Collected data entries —
------------------------------------------------
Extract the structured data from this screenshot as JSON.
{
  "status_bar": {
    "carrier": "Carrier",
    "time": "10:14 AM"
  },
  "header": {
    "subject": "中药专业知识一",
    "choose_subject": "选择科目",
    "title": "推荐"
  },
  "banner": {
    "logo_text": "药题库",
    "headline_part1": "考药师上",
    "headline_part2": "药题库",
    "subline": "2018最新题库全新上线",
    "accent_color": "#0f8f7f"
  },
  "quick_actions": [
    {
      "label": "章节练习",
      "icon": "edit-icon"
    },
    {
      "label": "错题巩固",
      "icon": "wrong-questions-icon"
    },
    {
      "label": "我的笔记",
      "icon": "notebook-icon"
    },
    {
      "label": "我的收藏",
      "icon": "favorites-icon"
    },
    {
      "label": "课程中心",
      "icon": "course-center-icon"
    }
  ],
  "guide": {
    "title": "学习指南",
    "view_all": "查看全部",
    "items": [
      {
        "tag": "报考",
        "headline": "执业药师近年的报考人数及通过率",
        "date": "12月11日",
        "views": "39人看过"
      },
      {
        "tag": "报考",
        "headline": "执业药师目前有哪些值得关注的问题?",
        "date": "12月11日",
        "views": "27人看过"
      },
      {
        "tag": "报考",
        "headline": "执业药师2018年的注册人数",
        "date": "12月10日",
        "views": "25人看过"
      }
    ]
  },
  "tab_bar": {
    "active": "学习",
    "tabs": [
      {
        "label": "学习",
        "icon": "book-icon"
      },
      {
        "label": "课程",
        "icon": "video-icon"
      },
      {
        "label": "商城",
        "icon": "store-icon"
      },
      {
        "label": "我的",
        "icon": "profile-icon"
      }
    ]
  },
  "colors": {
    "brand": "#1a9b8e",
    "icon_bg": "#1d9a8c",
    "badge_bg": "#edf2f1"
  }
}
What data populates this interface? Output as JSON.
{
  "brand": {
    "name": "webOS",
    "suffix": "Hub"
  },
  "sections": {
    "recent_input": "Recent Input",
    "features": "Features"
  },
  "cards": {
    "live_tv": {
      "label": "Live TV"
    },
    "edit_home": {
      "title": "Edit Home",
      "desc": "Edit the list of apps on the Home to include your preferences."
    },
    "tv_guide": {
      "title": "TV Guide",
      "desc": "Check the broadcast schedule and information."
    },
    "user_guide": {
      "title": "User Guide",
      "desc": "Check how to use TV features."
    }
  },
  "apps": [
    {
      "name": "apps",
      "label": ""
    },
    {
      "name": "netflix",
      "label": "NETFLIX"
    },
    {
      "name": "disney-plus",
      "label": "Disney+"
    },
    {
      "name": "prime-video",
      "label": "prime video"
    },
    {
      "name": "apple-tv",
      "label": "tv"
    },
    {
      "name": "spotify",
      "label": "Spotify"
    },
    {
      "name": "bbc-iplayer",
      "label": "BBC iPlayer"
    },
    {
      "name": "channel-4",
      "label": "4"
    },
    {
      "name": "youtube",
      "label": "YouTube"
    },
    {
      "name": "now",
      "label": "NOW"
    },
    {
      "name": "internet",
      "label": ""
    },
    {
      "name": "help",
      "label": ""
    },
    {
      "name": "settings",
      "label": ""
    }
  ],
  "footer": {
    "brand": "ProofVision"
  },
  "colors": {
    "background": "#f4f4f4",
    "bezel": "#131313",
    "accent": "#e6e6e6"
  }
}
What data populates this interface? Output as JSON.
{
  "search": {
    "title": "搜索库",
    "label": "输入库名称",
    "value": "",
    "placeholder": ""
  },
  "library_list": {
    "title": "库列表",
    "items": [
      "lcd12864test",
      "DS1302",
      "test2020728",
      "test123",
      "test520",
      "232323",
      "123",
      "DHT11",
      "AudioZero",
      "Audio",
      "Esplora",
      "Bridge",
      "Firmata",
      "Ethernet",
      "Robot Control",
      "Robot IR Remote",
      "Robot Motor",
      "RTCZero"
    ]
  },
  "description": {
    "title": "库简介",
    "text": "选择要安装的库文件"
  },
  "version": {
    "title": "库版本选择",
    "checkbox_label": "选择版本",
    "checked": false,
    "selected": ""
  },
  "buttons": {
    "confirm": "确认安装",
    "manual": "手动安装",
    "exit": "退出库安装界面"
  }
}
------------------------------------------------
Your objective — Please output the complete data exactly.

Result of this task —
Extract the structured data from this screenshot as JSON.
{
  "status_bar": {
    "carrier": "Carrier",
    "time": "10:14 AM"
  },
  "header": {
    "subject": "中药专业知识一",
    "choose_subject": "选择科目",
    "title": "推荐"
  },
  "banner": {
    "logo_text": "药题库",
    "headline_part1": "考药师上",
    "headline_part2": "药题库",
    "subline": "2018最新题库全新上线",
    "accent_color": "#0f8f7f"
  },
  "quick_actions": [
    {
      "label": "章节练习",
      "icon": "edit-icon"
    },
    {
      "label": "错题巩固",
      "icon": "wrong-questions-icon"
    },
    {
      "label": "我的笔记",
      "icon": "notebook-icon"
    },
    {
      "label": "我的收藏",
      "icon": "favorites-icon"
    },
    {
      "label": "课程中心",
      "icon": "course-center-icon"
    }
  ],
  "guide": {
    "title": "学习指南",
    "view_all": "查看全部",
    "items": [
      {
        "tag": "报考",
        "headline": "执业药师近年的报考人数及通过率",
        "date": "12月11日",
        "views": "39人看过"
      },
      {
        "tag": "报考",
        "headline": "执业药师目前有哪些值得关注的问题?",
        "date": "12月11日",
        "views": "27人看过"
      },
      {
        "tag": "报考",
        "headline": "执业药师2018年的注册人数",
        "date": "12月10日",
        "views": "25人看过"
      }
    ]
  },
  "tab_bar": {
    "active": "学习",
    "tabs": [
      {
        "label": "学习",
        "icon": "book-icon"
      },
      {
        "label": "课程",
        "icon": "video-icon"
      },
      {
        "label": "商城",
        "icon": "store-icon"
      },
      {
        "label": "我的",
        "icon": "profile-icon"
      }
    ]
  },
  "colors": {
    "brand": "#1a9b8e",
    "icon_bg": "#1d9a8c",
    "badge_bg": "#edf2f1"
  }
}
What data populates this interface? Output as JSON.
{
  "brand": {
    "name": "webOS",
    "suffix": "Hub"
  },
  "sections": {
    "recent_input": "Recent Input",
    "features": "Features"
  },
  "cards": {
    "live_tv": {
      "label": "Live TV"
    },
    "edit_home": {
      "title": "Edit Home",
      "desc": "Edit the list of apps on the Home to include your preferences."
    },
    "tv_guide": {
      "title": "TV Guide",
      "desc": "Check the broadcast schedule and information."
    },
    "user_guide": {
      "title": "User Guide",
      "desc": "Check how to use TV features."
    }
  },
  "apps": [
    {
      "name": "apps",
      "label": ""
    },
    {
      "name": "netflix",
      "label": "NETFLIX"
    },
    {
      "name": "disney-plus",
      "label": "Disney+"
    },
    {
      "name": "prime-video",
      "label": "prime video"
    },
    {
      "name": "apple-tv",
      "label": "tv"
    },
    {
      "name": "spotify",
      "label": "Spotify"
    },
    {
      "name": "bbc-iplayer",
      "label": "BBC iPlayer"
    },
    {
      "name": "channel-4",
      "label": "4"
    },
    {
      "name": "youtube",
      "label": "YouTube"
    },
    {
      "name": "now",
      "label": "NOW"
    },
    {
      "name": "internet",
      "label": ""
    },
    {
      "name": "help",
      "label": ""
    },
    {
      "name": "settings",
      "label": ""
    }
  ],
  "footer": {
    "brand": "ProofVision"
  },
  "colors": {
    "background": "#f4f4f4",
    "bezel": "#131313",
    "accent": "#e6e6e6"
  }
}
What data populates this interface? Output as JSON.
{
  "search": {
    "title": "搜索库",
    "label": "输入库名称",
    "value": "",
    "placeholder": ""
  },
  "library_list": {
    "title": "库列表",
    "items": [
      "lcd12864test",
      "DS1302",
      "test2020728",
      "test123",
      "test520",
      "232323",
      "123",
      "DHT11",
      "AudioZero",
      "Audio",
      "Esplora",
      "Bridge",
      "Firmata",
      "Ethernet",
      "Robot Control",
      "Robot IR Remote",
      "Robot Motor",
      "RTCZero"
    ]
  },
  "description": {
    "title": "库简介",
    "text": "选择要安装的库文件"
  },
  "version": {
    "title": "库版本选择",
    "checkbox_label": "选择版本",
    "checked": false,
    "selected": ""
  },
  "buttons": {
    "confirm": "确认安装",
    "manual": "手动安装",
    "exit": "退出库安装界面"
  }
}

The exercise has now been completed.